_Problem to solve_
Gather every line holding the string "season".

_Task material_
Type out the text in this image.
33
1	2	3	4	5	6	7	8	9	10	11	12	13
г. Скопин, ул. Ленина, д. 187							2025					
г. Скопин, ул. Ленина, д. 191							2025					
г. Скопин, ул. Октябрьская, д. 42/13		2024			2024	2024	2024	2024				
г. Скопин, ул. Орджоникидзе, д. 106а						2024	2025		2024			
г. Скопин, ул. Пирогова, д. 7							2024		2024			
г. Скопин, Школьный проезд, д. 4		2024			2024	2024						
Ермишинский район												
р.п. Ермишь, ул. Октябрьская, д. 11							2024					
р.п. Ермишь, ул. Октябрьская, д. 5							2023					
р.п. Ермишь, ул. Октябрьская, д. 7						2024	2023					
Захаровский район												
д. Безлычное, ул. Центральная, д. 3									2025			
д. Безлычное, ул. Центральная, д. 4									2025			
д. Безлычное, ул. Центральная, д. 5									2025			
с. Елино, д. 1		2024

---

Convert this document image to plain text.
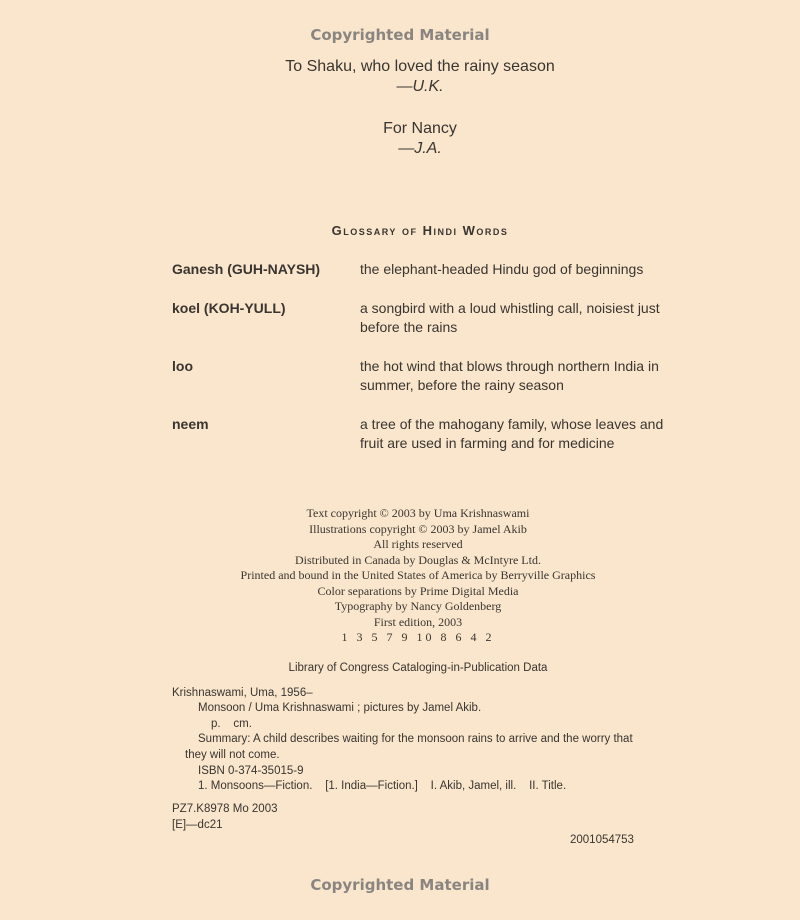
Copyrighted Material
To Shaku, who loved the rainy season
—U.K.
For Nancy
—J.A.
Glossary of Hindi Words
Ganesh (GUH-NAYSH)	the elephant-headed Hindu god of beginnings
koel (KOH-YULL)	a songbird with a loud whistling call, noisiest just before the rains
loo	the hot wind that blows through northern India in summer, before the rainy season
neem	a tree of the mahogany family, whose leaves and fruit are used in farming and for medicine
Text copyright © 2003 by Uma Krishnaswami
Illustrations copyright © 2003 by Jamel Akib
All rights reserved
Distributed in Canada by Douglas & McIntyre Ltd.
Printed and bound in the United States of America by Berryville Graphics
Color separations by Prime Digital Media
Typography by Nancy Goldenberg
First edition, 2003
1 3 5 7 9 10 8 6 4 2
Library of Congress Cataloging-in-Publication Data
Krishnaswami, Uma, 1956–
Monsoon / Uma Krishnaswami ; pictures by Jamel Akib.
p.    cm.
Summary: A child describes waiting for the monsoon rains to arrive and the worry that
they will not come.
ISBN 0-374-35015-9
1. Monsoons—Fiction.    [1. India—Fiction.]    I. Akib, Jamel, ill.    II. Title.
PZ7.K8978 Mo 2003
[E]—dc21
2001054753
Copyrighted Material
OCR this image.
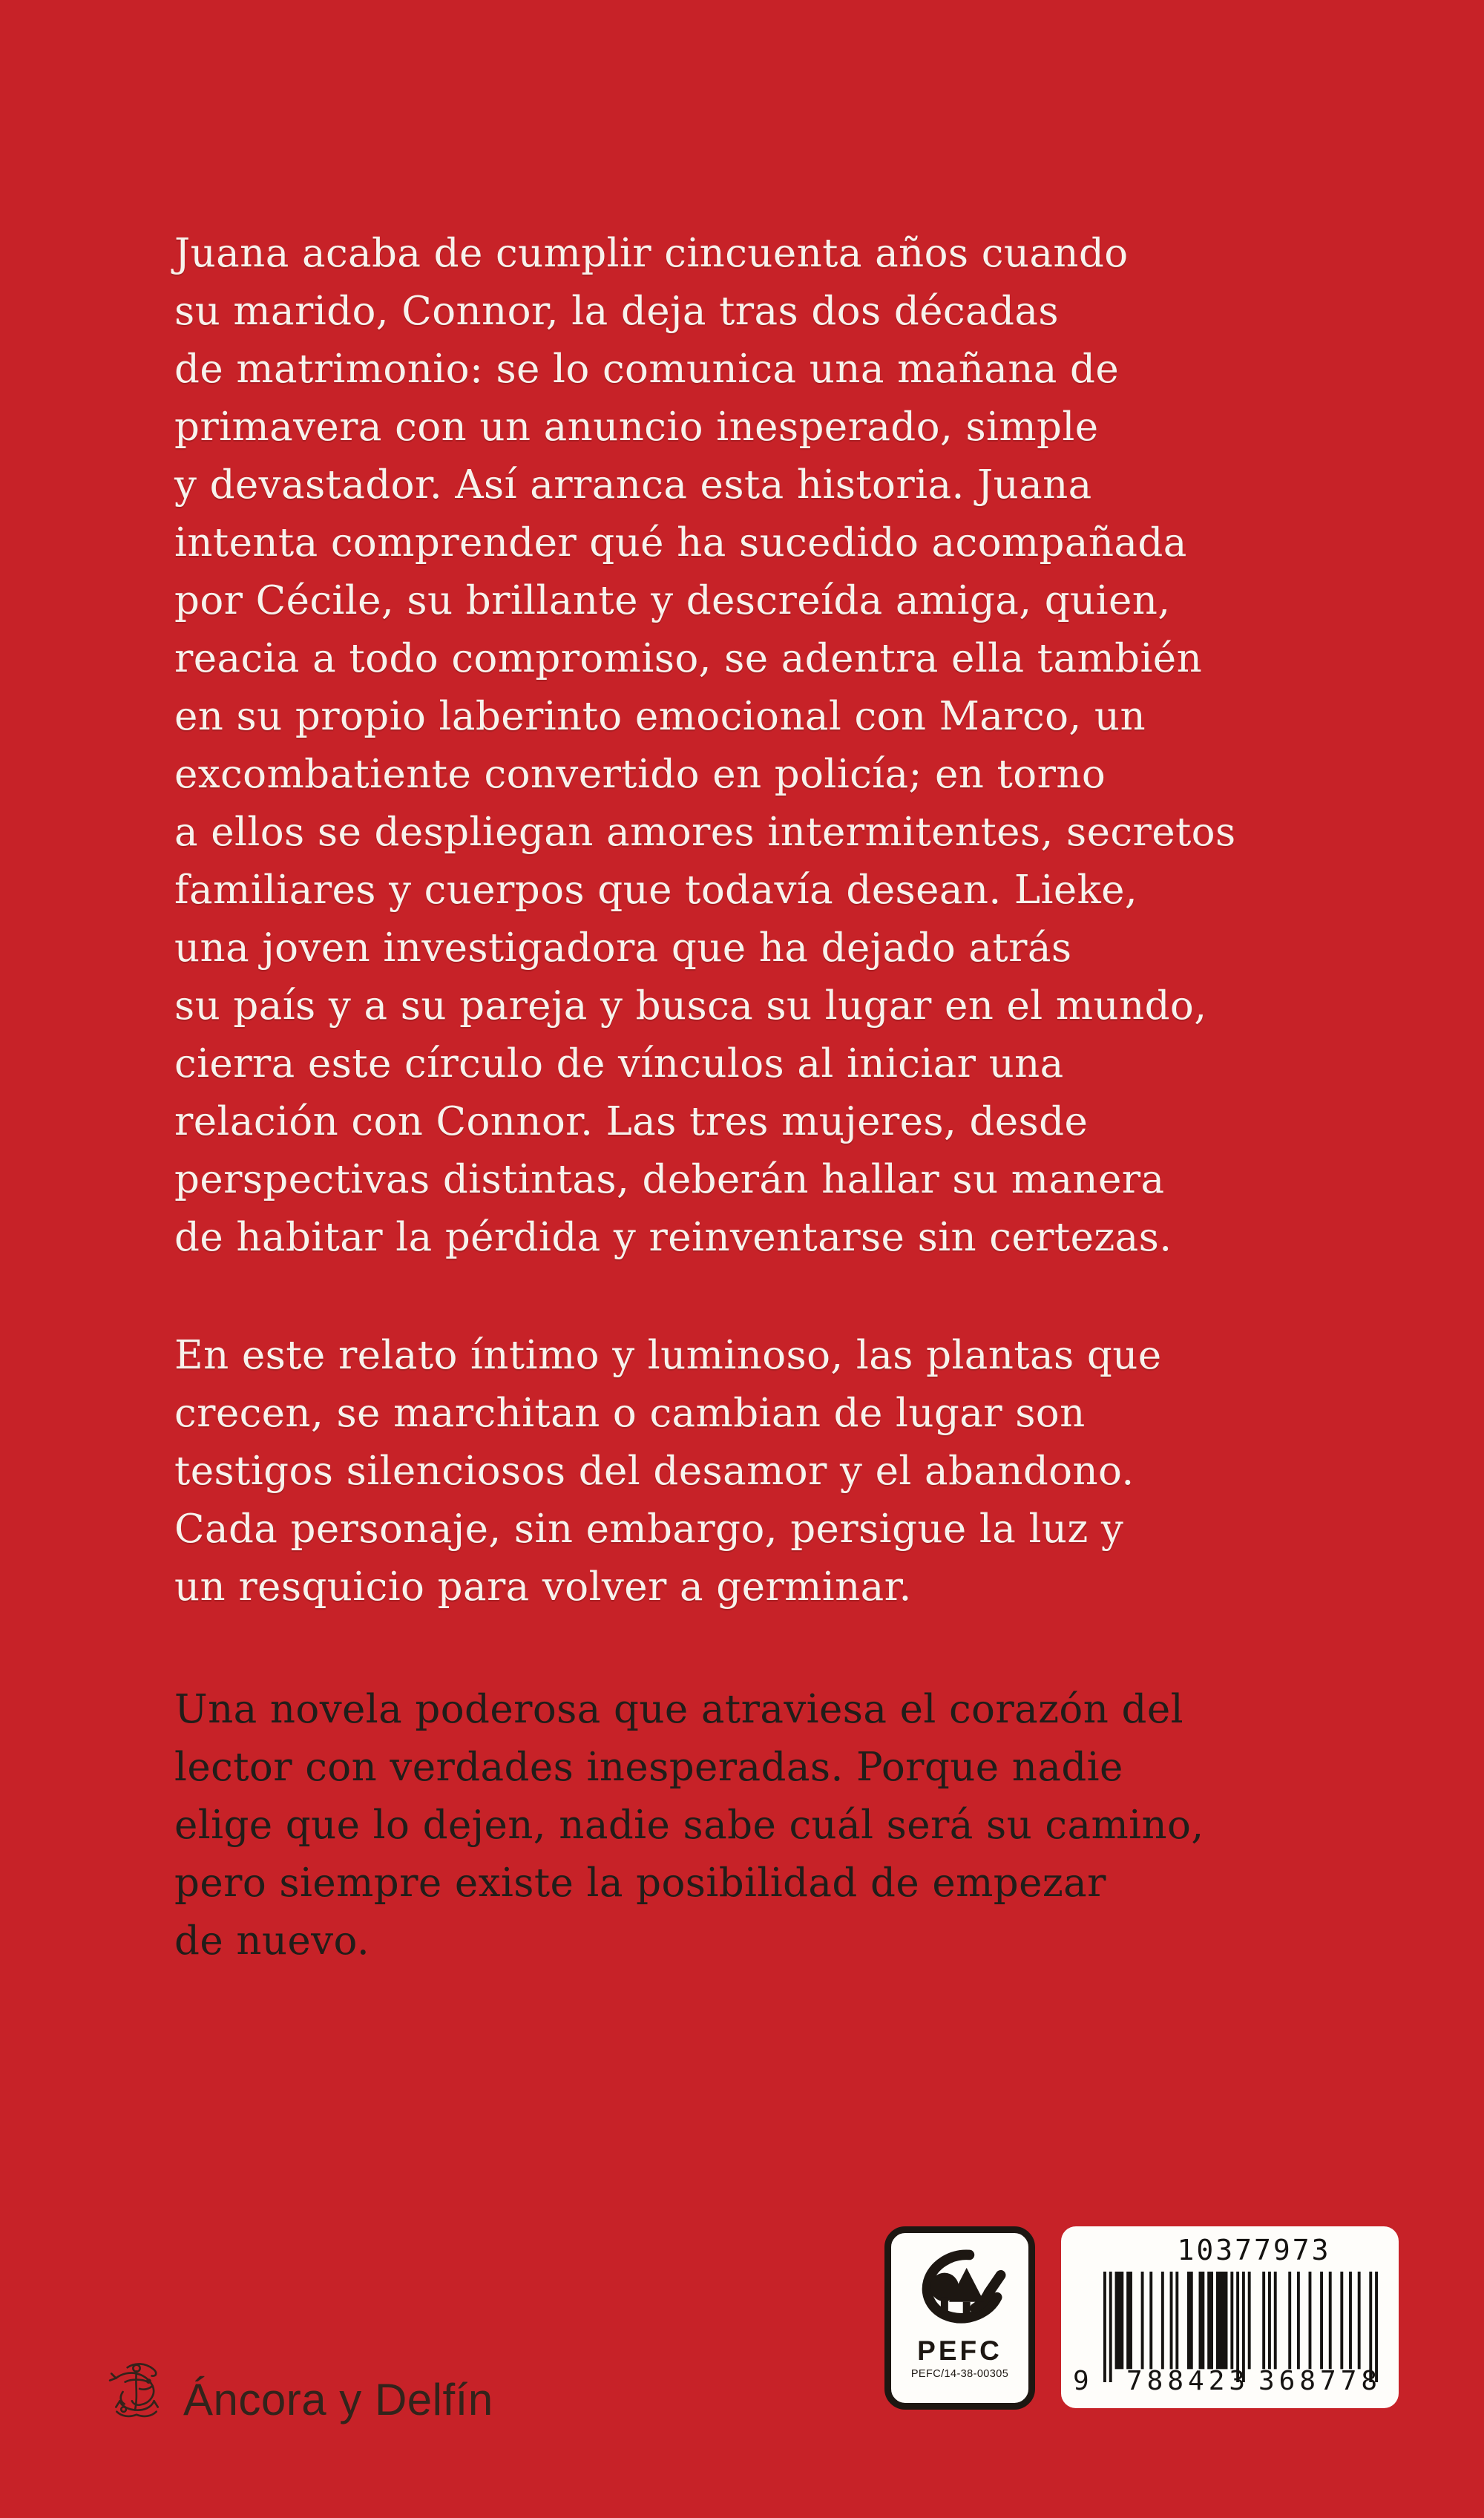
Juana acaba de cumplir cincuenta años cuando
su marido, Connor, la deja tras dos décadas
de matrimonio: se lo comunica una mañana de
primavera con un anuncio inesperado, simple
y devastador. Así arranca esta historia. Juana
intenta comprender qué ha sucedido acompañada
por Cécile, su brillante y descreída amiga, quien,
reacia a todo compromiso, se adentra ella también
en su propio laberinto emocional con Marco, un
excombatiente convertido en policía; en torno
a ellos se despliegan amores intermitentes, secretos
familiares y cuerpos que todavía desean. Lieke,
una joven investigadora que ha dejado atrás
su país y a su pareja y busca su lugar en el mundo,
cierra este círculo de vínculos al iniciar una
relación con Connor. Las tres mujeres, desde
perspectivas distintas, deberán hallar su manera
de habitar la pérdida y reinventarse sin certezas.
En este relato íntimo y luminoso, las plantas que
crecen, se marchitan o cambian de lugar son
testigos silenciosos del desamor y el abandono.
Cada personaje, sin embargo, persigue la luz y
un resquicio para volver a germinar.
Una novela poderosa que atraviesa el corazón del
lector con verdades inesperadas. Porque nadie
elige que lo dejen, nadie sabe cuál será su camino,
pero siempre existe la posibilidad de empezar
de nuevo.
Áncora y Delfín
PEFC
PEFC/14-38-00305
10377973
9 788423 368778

_Solution for this problem_
To Shaku, who loved the rainy season
loo	the hot wind that blows through northern India in summer, before the rainy season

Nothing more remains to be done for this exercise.